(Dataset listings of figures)

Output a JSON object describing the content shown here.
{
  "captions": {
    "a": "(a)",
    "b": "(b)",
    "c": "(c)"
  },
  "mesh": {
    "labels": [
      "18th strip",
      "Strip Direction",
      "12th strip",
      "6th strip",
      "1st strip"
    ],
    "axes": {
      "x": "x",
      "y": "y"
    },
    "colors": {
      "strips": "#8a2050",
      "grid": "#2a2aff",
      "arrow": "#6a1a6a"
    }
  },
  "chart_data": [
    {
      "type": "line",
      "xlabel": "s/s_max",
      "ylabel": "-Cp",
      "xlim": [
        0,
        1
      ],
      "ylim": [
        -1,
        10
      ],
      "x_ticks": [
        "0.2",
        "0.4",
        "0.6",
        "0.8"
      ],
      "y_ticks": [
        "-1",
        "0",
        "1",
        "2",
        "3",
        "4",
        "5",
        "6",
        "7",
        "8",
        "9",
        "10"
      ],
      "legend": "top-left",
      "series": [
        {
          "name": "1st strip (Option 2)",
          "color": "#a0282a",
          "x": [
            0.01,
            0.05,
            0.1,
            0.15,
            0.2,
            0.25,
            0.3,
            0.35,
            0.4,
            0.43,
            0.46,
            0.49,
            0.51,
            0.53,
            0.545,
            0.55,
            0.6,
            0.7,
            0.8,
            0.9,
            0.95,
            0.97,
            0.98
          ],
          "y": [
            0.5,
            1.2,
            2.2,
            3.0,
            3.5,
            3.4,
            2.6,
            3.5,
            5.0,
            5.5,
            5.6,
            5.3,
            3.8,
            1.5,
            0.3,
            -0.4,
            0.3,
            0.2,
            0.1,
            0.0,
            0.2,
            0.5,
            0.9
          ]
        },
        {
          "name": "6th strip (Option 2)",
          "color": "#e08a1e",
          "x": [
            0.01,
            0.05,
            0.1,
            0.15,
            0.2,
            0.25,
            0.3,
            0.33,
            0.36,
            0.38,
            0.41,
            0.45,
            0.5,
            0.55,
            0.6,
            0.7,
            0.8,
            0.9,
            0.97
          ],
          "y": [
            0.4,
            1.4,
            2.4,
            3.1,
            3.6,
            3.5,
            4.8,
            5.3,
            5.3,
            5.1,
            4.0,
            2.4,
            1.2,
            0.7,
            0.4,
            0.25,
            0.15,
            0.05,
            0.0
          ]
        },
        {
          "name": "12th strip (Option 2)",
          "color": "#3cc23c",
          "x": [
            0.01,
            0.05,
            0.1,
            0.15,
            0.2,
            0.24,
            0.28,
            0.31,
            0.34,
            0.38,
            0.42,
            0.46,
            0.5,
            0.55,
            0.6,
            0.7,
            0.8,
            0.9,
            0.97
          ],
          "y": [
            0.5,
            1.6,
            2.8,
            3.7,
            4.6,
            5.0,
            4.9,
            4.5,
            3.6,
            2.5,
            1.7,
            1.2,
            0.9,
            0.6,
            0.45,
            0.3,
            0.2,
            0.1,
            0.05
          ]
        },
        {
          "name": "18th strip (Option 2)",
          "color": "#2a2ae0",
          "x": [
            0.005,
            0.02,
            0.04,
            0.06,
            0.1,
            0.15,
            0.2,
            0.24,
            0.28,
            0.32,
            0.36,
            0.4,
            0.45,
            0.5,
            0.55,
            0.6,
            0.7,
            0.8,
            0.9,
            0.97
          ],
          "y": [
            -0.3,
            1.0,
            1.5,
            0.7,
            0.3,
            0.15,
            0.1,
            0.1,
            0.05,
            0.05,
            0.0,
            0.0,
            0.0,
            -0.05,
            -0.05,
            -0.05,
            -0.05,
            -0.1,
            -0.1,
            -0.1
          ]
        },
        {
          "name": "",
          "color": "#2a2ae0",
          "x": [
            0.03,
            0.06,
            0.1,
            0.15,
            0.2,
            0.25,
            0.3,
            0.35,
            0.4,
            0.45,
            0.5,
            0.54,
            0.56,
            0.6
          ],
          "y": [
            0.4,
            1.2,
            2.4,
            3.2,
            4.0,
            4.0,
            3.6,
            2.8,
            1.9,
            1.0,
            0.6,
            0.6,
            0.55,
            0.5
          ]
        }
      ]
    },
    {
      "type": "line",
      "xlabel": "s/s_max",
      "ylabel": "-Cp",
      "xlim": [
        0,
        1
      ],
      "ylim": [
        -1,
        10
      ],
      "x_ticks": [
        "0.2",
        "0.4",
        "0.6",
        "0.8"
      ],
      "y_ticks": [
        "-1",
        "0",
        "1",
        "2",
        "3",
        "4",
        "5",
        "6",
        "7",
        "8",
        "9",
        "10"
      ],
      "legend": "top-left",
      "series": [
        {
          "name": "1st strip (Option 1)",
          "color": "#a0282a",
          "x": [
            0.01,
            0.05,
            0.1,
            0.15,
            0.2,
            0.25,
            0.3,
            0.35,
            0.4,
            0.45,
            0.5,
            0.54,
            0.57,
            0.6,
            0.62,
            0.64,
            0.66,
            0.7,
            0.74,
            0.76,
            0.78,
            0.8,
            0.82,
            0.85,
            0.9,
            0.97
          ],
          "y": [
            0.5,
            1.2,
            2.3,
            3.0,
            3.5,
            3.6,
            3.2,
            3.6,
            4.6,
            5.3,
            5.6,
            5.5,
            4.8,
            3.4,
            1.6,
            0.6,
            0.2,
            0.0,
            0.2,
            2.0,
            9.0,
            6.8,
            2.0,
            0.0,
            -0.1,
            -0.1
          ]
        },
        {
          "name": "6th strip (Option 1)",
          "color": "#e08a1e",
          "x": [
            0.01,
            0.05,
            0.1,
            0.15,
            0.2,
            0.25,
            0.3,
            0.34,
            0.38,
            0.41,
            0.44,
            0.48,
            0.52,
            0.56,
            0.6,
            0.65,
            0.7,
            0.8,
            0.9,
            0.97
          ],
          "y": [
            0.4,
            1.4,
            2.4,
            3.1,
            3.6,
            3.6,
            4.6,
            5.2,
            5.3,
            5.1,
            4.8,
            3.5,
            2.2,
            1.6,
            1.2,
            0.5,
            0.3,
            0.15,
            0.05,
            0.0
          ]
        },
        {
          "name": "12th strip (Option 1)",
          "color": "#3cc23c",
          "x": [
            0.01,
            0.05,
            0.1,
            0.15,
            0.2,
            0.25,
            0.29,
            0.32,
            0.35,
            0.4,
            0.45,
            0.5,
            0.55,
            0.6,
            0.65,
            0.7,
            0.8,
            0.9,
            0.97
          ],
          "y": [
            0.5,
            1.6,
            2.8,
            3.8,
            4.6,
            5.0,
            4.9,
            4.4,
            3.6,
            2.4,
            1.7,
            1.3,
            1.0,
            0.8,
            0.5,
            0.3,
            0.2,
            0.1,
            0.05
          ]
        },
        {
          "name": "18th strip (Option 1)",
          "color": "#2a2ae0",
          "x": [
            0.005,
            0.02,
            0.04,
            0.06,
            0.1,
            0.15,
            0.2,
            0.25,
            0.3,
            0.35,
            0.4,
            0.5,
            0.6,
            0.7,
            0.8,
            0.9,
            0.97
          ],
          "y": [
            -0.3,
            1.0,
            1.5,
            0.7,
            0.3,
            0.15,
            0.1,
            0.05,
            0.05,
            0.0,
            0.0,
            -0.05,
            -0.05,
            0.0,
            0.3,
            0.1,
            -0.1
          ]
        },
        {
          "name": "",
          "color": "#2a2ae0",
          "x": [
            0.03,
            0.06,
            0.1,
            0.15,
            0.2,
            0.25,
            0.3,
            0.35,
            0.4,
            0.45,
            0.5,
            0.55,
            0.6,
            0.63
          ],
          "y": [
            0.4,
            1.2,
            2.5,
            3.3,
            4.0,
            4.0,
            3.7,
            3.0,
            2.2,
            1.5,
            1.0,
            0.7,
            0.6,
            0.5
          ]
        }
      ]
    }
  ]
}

## REQUIRED TASK
Faithfully transcribe the whole of the data.

## WRITTEN ANSWER
Output a JSON object describing the content shown here.
{
  "captions": {
    "a": "(a)",
    "b": "(b)",
    "c": "(c)"
  },
  "mesh": {
    "labels": [
      "18th strip",
      "Strip Direction",
      "12th strip",
      "6th strip",
      "1st strip"
    ],
    "axes": {
      "x": "x",
      "y": "y"
    },
    "colors": {
      "strips": "#8a2050",
      "grid": "#2a2aff",
      "arrow": "#6a1a6a"
    }
  },
  "chart_data": [
    {
      "type": "line",
      "xlabel": "s/s_max",
      "ylabel": "-Cp",
      "xlim": [
        0,
        1
      ],
      "ylim": [
        -1,
        10
      ],
      "x_ticks": [
        "0.2",
        "0.4",
        "0.6",
        "0.8"
      ],
      "y_ticks": [
        "-1",
        "0",
        "1",
        "2",
        "3",
        "4",
        "5",
        "6",
        "7",
        "8",
        "9",
        "10"
      ],
      "legend": "top-left",
      "series": [
        {
          "name": "1st strip (Option 2)",
          "color": "#a0282a",
          "x": [
            0.01,
            0.05,
            0.1,
            0.15,
            0.2,
            0.25,
            0.3,
            0.35,
            0.4,
            0.43,
            0.46,
            0.49,
            0.51,
            0.53,
            0.545,
            0.55,
            0.6,
            0.7,
            0.8,
            0.9,
            0.95,
            0.97,
            0.98
          ],
          "y": [
            0.5,
            1.2,
            2.2,
            3.0,
            3.5,
            3.4,
            2.6,
            3.5,
            5.0,
            5.5,
            5.6,
            5.3,
            3.8,
            1.5,
            0.3,
            -0.4,
            0.3,
            0.2,
            0.1,
            0.0,
            0.2,
            0.5,
            0.9
          ]
        },
        {
          "name": "6th strip (Option 2)",
          "color": "#e08a1e",
          "x": [
            0.01,
            0.05,
            0.1,
            0.15,
            0.2,
            0.25,
            0.3,
            0.33,
            0.36,
            0.38,
            0.41,
            0.45,
            0.5,
            0.55,
            0.6,
            0.7,
            0.8,
            0.9,
            0.97
          ],
          "y": [
            0.4,
            1.4,
            2.4,
            3.1,
            3.6,
            3.5,
            4.8,
            5.3,
            5.3,
            5.1,
            4.0,
            2.4,
            1.2,
            0.7,
            0.4,
            0.25,
            0.15,
            0.05,
            0.0
          ]
        },
        {
          "name": "12th strip (Option 2)",
          "color": "#3cc23c",
          "x": [
            0.01,
            0.05,
            0.1,
            0.15,
            0.2,
            0.24,
            0.28,
            0.31,
            0.34,
            0.38,
            0.42,
            0.46,
            0.5,
            0.55,
            0.6,
            0.7,
            0.8,
            0.9,
            0.97
          ],
          "y": [
            0.5,
            1.6,
            2.8,
            3.7,
            4.6,
            5.0,
            4.9,
            4.5,
            3.6,
            2.5,
            1.7,
            1.2,
            0.9,
            0.6,
            0.45,
            0.3,
            0.2,
            0.1,
            0.05
          ]
        },
        {
          "name": "18th strip (Option 2)",
          "color": "#2a2ae0",
          "x": [
            0.005,
            0.02,
            0.04,
            0.06,
            0.1,
            0.15,
            0.2,
            0.24,
            0.28,
            0.32,
            0.36,
            0.4,
            0.45,
            0.5,
            0.55,
            0.6,
            0.7,
            0.8,
            0.9,
            0.97
          ],
          "y": [
            -0.3,
            1.0,
            1.5,
            0.7,
            0.3,
            0.15,
            0.1,
            0.1,
            0.05,
            0.05,
            0.0,
            0.0,
            0.0,
            -0.05,
            -0.05,
            -0.05,
            -0.05,
            -0.1,
            -0.1,
            -0.1
          ]
        },
        {
          "name": "",
          "color": "#2a2ae0",
          "x": [
            0.03,
            0.06,
            0.1,
            0.15,
            0.2,
            0.25,
            0.3,
            0.35,
            0.4,
            0.45,
            0.5,
            0.54,
            0.56,
            0.6
          ],
          "y": [
            0.4,
            1.2,
            2.4,
            3.2,
            4.0,
            4.0,
            3.6,
            2.8,
            1.9,
            1.0,
            0.6,
            0.6,
            0.55,
            0.5
          ]
        }
      ]
    },
    {
      "type": "line",
      "xlabel": "s/s_max",
      "ylabel": "-Cp",
      "xlim": [
        0,
        1
      ],
      "ylim": [
        -1,
        10
      ],
      "x_ticks": [
        "0.2",
        "0.4",
        "0.6",
        "0.8"
      ],
      "y_ticks": [
        "-1",
        "0",
        "1",
        "2",
        "3",
        "4",
        "5",
        "6",
        "7",
        "8",
        "9",
        "10"
      ],
      "legend": "top-left",
      "series": [
        {
          "name": "1st strip (Option 1)",
          "color": "#a0282a",
          "x": [
            0.01,
            0.05,
            0.1,
            0.15,
            0.2,
            0.25,
            0.3,
            0.35,
            0.4,
            0.45,
            0.5,
            0.54,
            0.57,
            0.6,
            0.62,
            0.64,
            0.66,
            0.7,
            0.74,
            0.76,
            0.78,
            0.8,
            0.82,
            0.85,
            0.9,
            0.97
          ],
          "y": [
            0.5,
            1.2,
            2.3,
            3.0,
            3.5,
            3.6,
            3.2,
            3.6,
            4.6,
            5.3,
            5.6,
            5.5,
            4.8,
            3.4,
            1.6,
            0.6,
            0.2,
            0.0,
            0.2,
            2.0,
            9.0,
            6.8,
            2.0,
            0.0,
            -0.1,
            -0.1
          ]
        },
        {
          "name": "6th strip (Option 1)",
          "color": "#e08a1e",
          "x": [
            0.01,
            0.05,
            0.1,
            0.15,
            0.2,
            0.25,
            0.3,
            0.34,
            0.38,
            0.41,
            0.44,
            0.48,
            0.52,
            0.56,
            0.6,
            0.65,
            0.7,
            0.8,
            0.9,
            0.97
          ],
          "y": [
            0.4,
            1.4,
            2.4,
            3.1,
            3.6,
            3.6,
            4.6,
            5.2,
            5.3,
            5.1,
            4.8,
            3.5,
            2.2,
            1.6,
            1.2,
            0.5,
            0.3,
            0.15,
            0.05,
            0.0
          ]
        },
        {
          "name": "12th strip (Option 1)",
          "color": "#3cc23c",
          "x": [
            0.01,
            0.05,
            0.1,
            0.15,
            0.2,
            0.25,
            0.29,
            0.32,
            0.35,
            0.4,
            0.45,
            0.5,
            0.55,
            0.6,
            0.65,
            0.7,
            0.8,
            0.9,
            0.97
          ],
          "y": [
            0.5,
            1.6,
            2.8,
            3.8,
            4.6,
            5.0,
            4.9,
            4.4,
            3.6,
            2.4,
            1.7,
            1.3,
            1.0,
            0.8,
            0.5,
            0.3,
            0.2,
            0.1,
            0.05
          ]
        },
        {
          "name": "18th strip (Option 1)",
          "color": "#2a2ae0",
          "x": [
            0.005,
            0.02,
            0.04,
            0.06,
            0.1,
            0.15,
            0.2,
            0.25,
            0.3,
            0.35,
            0.4,
            0.5,
            0.6,
            0.7,
            0.8,
            0.9,
            0.97
          ],
          "y": [
            -0.3,
            1.0,
            1.5,
            0.7,
            0.3,
            0.15,
            0.1,
            0.05,
            0.05,
            0.0,
            0.0,
            -0.05,
            -0.05,
            0.0,
            0.3,
            0.1,
            -0.1
          ]
        },
        {
          "name": "",
          "color": "#2a2ae0",
          "x": [
            0.03,
            0.06,
            0.1,
            0.15,
            0.2,
            0.25,
            0.3,
            0.35,
            0.4,
            0.45,
            0.5,
            0.55,
            0.6,
            0.63
          ],
          "y": [
            0.4,
            1.2,
            2.5,
            3.3,
            4.0,
            4.0,
            3.7,
            3.0,
            2.2,
            1.5,
            1.0,
            0.7,
            0.6,
            0.5
          ]
        }
      ]
    }
  ]
}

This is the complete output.